### Aim
Below is a block of records; return all of them exactly, but without the images.

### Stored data
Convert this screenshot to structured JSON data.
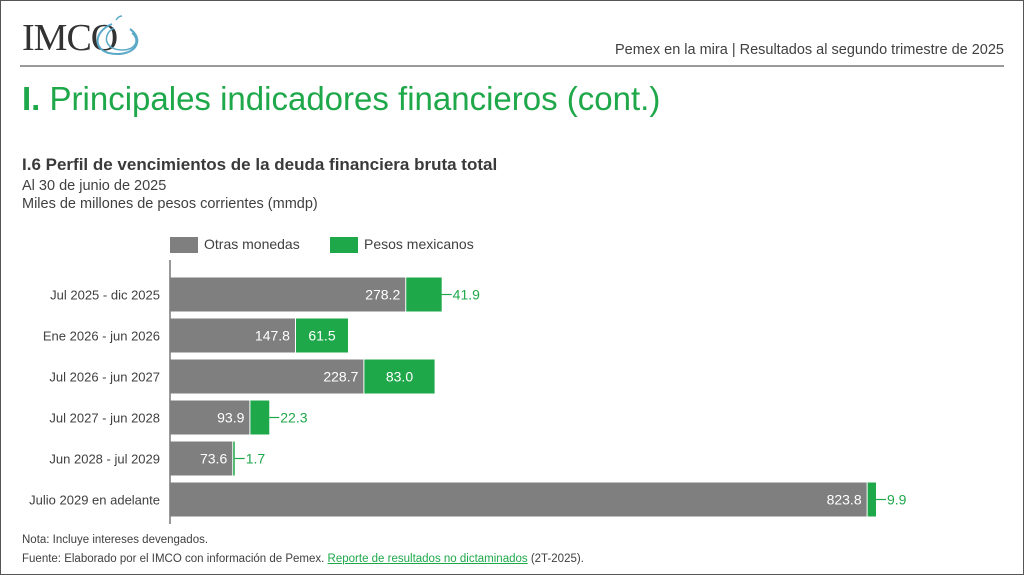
{
  "header": {
    "logo_text": "IMCO",
    "subtitle": "Pemex en la mira | Resultados al segundo trimestre de 2025"
  },
  "page": {
    "section_number": "I.",
    "section_title": "Principales indicadores financieros (cont.)"
  },
  "chart_header": {
    "title": "I.6 Perfil de vencimientos de la deuda financiera bruta total",
    "subtitle1": "Al 30 de junio de 2025",
    "subtitle2": "Miles de millones de pesos corrientes (mmdp)"
  },
  "colors": {
    "otras": "#7f7f7f",
    "pesos": "#1ea84a",
    "title_green": "#1ea84a"
  },
  "chart_data": {
    "type": "bar",
    "orientation": "horizontal",
    "stacked": true,
    "categories": [
      "Jul 2025 - dic 2025",
      "Ene 2026 - jun 2026",
      "Jul 2026 - jun 2027",
      "Jul 2027 - jun 2028",
      "Jun 2028 - jul 2029",
      "Julio 2029 en adelante"
    ],
    "series": [
      {
        "name": "Otras monedas",
        "values": [
          278.2,
          147.8,
          228.7,
          93.9,
          73.6,
          823.8
        ],
        "labels": [
          "278.2",
          "147.8",
          "228.7",
          "93.9",
          "73.6",
          "823.8"
        ]
      },
      {
        "name": "Pesos mexicanos",
        "values": [
          41.9,
          61.5,
          83.0,
          22.3,
          1.7,
          9.9
        ],
        "labels": [
          "41.9",
          "61.5",
          "83.0",
          "22.3",
          "1.7",
          "9.9"
        ]
      }
    ],
    "xlim": [
      0,
      833.7
    ],
    "legend": "top-left",
    "grid": false
  },
  "footer": {
    "note": "Nota: Incluye intereses devengados.",
    "source_prefix": "Fuente: Elaborado por el IMCO con información de Pemex. ",
    "source_link": "Reporte de resultados no dictaminados",
    "source_suffix": " (2T-2025)."
  }
}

### Problem solution
Convert this screenshot to structured JSON data.
{
  "header": {
    "logo_text": "IMCO",
    "subtitle": "Pemex en la mira | Resultados al segundo trimestre de 2025"
  },
  "page": {
    "section_number": "I.",
    "section_title": "Principales indicadores financieros (cont.)"
  },
  "chart_header": {
    "title": "I.6 Perfil de vencimientos de la deuda financiera bruta total",
    "subtitle1": "Al 30 de junio de 2025",
    "subtitle2": "Miles de millones de pesos corrientes (mmdp)"
  },
  "colors": {
    "otras": "#7f7f7f",
    "pesos": "#1ea84a",
    "title_green": "#1ea84a"
  },
  "chart_data": {
    "type": "bar",
    "orientation": "horizontal",
    "stacked": true,
    "categories": [
      "Jul 2025 - dic 2025",
      "Ene 2026 - jun 2026",
      "Jul 2026 - jun 2027",
      "Jul 2027 - jun 2028",
      "Jun 2028 - jul 2029",
      "Julio 2029 en adelante"
    ],
    "series": [
      {
        "name": "Otras monedas",
        "values": [
          278.2,
          147.8,
          228.7,
          93.9,
          73.6,
          823.8
        ],
        "labels": [
          "278.2",
          "147.8",
          "228.7",
          "93.9",
          "73.6",
          "823.8"
        ]
      },
      {
        "name": "Pesos mexicanos",
        "values": [
          41.9,
          61.5,
          83.0,
          22.3,
          1.7,
          9.9
        ],
        "labels": [
          "41.9",
          "61.5",
          "83.0",
          "22.3",
          "1.7",
          "9.9"
        ]
      }
    ],
    "xlim": [
      0,
      833.7
    ],
    "legend": "top-left",
    "grid": false
  },
  "footer": {
    "note": "Nota: Incluye intereses devengados.",
    "source_prefix": "Fuente: Elaborado por el IMCO con información de Pemex. ",
    "source_link": "Reporte de resultados no dictaminados",
    "source_suffix": " (2T-2025)."
  }
}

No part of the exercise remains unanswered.